• The problem:
Copy each line of the data below with the word "this".

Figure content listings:
++++++++++

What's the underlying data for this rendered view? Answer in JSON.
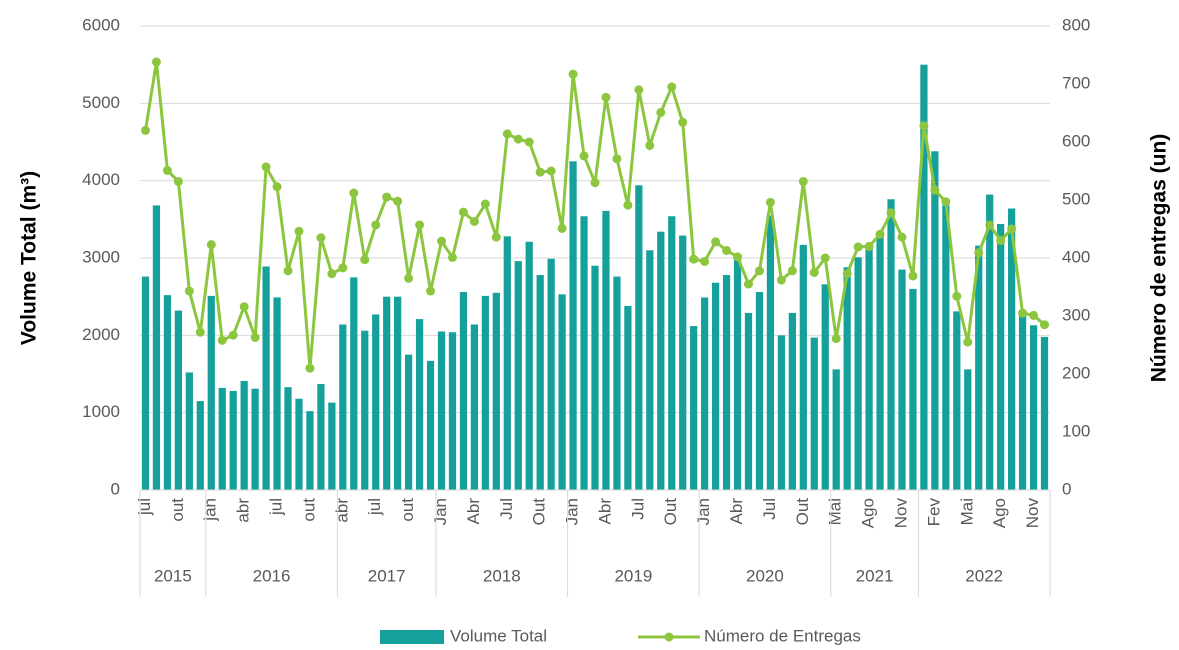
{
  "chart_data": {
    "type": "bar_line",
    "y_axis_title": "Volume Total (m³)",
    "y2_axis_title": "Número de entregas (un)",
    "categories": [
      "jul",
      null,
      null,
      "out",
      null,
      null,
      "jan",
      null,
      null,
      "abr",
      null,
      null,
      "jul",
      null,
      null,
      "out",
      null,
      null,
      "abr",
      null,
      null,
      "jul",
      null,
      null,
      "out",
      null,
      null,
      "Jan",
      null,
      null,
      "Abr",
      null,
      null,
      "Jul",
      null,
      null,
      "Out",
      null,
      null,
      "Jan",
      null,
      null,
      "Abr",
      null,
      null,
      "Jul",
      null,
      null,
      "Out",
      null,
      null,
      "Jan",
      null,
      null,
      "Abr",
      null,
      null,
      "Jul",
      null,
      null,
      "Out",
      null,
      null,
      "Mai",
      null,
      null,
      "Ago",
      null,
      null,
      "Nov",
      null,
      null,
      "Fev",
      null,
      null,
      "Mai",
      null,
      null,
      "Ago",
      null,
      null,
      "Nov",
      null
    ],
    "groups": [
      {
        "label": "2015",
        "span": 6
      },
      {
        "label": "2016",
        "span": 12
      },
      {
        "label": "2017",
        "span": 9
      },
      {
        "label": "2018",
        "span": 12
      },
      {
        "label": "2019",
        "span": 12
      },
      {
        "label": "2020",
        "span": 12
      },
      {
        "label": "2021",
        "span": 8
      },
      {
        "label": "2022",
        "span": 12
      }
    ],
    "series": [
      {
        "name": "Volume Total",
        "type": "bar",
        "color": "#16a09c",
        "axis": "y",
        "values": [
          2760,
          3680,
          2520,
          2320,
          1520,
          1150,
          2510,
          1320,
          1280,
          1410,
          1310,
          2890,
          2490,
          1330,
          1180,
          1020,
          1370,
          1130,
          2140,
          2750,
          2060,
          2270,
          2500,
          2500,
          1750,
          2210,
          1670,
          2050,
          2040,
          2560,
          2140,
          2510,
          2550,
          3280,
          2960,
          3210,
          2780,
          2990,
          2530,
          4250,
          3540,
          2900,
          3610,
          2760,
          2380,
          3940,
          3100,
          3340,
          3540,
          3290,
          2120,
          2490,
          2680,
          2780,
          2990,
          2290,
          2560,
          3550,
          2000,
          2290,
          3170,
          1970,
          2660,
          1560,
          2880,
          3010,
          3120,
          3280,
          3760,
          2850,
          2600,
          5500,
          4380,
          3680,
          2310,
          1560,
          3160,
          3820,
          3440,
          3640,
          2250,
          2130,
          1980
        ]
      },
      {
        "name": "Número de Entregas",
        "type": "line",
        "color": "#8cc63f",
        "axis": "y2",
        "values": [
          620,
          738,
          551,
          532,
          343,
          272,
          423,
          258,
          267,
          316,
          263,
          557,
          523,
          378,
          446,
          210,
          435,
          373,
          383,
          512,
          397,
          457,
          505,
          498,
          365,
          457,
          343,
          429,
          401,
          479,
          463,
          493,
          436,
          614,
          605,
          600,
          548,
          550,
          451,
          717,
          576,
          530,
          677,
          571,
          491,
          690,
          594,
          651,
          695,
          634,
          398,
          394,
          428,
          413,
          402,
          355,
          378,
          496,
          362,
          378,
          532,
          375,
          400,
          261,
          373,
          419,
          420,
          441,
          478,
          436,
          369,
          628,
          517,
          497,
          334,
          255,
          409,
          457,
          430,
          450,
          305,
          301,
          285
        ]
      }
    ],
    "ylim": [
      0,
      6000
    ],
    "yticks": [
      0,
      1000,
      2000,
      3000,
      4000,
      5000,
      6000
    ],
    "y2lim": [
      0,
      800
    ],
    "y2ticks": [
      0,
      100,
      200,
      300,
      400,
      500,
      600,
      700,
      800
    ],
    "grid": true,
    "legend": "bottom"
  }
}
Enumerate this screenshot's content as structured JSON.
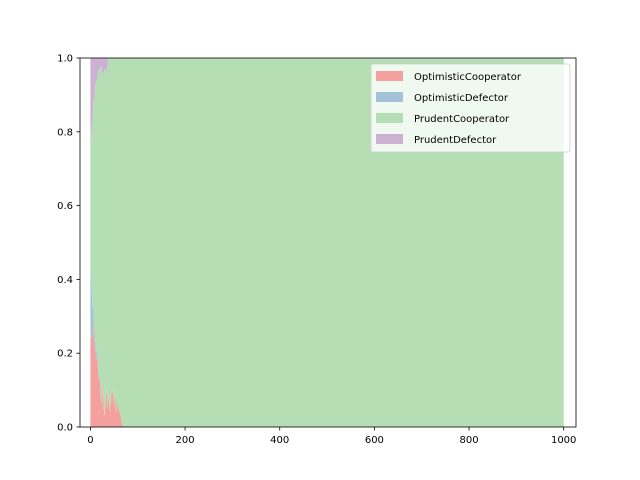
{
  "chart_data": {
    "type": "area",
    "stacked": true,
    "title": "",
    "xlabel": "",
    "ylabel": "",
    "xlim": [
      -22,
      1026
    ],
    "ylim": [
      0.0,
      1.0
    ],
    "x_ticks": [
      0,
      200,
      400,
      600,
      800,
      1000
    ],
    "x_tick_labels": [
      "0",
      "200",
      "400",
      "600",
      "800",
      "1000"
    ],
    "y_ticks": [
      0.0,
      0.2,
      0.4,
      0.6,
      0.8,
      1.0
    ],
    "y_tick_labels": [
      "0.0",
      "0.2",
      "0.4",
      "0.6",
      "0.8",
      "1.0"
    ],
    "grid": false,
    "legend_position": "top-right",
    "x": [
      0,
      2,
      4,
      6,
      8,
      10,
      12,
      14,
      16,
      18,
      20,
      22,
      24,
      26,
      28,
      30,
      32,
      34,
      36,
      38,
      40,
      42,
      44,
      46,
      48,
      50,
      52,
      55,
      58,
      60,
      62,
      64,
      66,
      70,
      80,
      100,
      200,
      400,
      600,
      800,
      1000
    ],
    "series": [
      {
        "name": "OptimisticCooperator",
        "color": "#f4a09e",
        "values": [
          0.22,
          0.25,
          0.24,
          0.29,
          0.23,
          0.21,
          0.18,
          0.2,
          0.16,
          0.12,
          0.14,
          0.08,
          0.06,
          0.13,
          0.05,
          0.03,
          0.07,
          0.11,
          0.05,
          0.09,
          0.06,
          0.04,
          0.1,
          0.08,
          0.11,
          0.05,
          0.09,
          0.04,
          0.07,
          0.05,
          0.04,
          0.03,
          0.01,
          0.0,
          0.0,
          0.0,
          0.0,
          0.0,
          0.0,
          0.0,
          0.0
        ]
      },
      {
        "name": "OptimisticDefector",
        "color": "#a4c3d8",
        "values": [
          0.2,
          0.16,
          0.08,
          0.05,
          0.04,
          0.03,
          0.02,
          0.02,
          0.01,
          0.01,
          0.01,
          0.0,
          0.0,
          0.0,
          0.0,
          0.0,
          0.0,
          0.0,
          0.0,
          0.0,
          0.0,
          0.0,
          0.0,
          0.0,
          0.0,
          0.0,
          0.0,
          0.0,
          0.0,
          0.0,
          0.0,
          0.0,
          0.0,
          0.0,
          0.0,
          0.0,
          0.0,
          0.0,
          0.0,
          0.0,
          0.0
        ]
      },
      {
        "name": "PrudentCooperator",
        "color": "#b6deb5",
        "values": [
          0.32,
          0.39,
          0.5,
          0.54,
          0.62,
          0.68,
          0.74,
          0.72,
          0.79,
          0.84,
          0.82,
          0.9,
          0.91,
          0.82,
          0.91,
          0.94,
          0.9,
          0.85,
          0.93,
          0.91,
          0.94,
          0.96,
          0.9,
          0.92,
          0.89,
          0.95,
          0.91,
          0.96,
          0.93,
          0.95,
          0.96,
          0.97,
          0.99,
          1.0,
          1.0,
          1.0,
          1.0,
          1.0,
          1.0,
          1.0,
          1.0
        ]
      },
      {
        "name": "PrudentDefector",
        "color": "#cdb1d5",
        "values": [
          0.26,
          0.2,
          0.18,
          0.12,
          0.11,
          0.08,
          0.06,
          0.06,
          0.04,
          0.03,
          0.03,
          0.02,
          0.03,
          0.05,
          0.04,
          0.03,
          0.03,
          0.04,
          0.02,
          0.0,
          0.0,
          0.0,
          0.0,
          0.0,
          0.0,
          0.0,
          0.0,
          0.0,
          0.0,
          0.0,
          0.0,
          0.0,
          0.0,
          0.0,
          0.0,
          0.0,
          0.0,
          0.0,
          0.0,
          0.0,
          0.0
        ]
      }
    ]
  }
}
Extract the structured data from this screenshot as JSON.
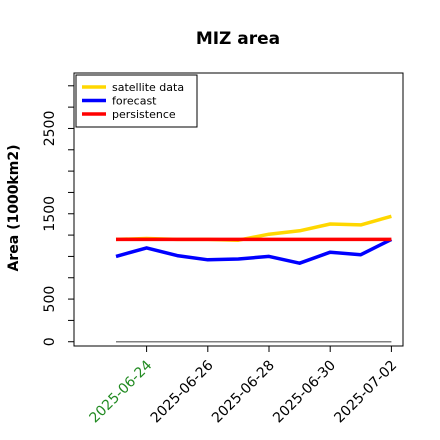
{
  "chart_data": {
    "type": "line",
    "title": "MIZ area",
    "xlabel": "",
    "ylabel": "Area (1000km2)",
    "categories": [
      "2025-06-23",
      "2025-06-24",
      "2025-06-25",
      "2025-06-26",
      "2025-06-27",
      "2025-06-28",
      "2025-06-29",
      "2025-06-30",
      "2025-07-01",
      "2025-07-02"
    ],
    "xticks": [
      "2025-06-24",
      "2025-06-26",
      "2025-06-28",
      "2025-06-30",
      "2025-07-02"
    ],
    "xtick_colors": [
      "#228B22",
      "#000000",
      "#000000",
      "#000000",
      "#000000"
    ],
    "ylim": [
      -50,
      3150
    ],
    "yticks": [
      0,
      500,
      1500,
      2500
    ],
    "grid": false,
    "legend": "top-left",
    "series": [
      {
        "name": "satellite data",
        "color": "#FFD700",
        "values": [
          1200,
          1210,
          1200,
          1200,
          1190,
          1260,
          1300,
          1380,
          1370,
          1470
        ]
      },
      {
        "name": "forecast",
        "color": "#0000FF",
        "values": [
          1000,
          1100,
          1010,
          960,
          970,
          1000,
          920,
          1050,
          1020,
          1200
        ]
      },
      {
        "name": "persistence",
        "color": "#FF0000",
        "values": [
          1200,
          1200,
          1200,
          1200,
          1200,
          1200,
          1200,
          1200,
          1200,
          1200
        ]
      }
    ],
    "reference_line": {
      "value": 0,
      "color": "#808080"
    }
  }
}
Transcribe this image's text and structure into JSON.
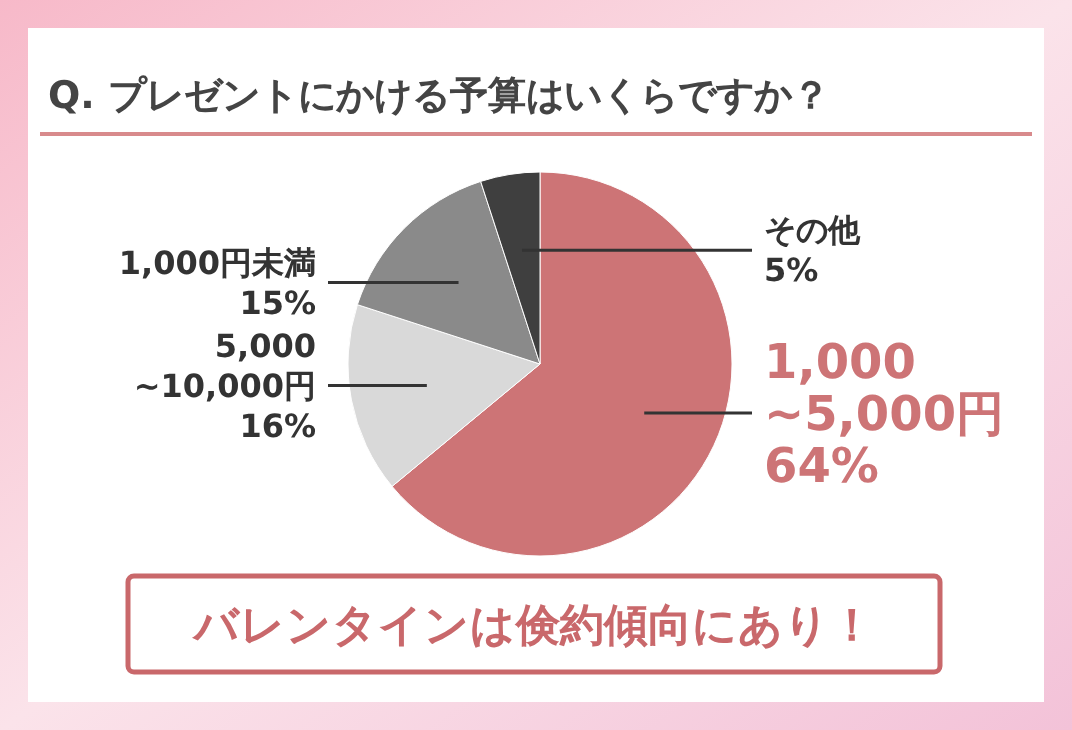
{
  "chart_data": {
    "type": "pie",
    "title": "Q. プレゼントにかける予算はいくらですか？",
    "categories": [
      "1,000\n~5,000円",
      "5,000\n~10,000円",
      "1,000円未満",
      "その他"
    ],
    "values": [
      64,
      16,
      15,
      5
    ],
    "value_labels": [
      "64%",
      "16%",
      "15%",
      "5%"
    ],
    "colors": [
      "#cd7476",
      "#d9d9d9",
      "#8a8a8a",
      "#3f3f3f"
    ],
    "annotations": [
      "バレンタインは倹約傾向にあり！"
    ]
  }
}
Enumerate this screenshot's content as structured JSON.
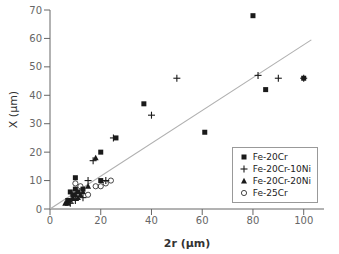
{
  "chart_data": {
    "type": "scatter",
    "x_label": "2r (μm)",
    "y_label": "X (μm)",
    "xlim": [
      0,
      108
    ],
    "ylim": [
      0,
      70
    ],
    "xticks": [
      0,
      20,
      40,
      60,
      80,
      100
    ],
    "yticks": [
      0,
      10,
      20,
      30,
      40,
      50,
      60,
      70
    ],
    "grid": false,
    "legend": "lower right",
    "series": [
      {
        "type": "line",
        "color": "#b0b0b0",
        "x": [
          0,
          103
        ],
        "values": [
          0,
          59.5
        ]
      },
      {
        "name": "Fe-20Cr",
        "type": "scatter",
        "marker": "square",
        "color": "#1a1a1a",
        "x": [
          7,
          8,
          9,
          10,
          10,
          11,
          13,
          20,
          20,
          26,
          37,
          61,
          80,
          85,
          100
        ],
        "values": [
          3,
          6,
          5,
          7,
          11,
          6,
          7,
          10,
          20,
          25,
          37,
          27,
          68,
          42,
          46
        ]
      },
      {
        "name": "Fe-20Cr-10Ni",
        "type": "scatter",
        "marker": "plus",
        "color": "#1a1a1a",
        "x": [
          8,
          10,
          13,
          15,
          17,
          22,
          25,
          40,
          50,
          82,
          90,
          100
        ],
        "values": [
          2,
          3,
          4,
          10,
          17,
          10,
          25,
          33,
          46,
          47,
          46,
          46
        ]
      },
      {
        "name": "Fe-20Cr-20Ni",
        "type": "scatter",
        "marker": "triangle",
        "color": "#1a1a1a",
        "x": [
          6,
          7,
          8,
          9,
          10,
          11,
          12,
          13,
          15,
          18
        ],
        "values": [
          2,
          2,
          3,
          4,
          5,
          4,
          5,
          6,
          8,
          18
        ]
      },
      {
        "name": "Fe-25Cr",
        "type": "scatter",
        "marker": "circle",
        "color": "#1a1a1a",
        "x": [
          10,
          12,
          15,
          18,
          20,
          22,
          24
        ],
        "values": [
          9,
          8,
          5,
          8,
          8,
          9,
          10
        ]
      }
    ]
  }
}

++++++++++

• Solved exercise:
What's the underlying data for this rendered view? Answer in JSON.
Enumerate this screenshot's content as structured JSON.
Extract the structured data from this screenshot as JSON.
Transcribe this image's text and structure into JSON.
Enumerate this screenshot's content as structured JSON.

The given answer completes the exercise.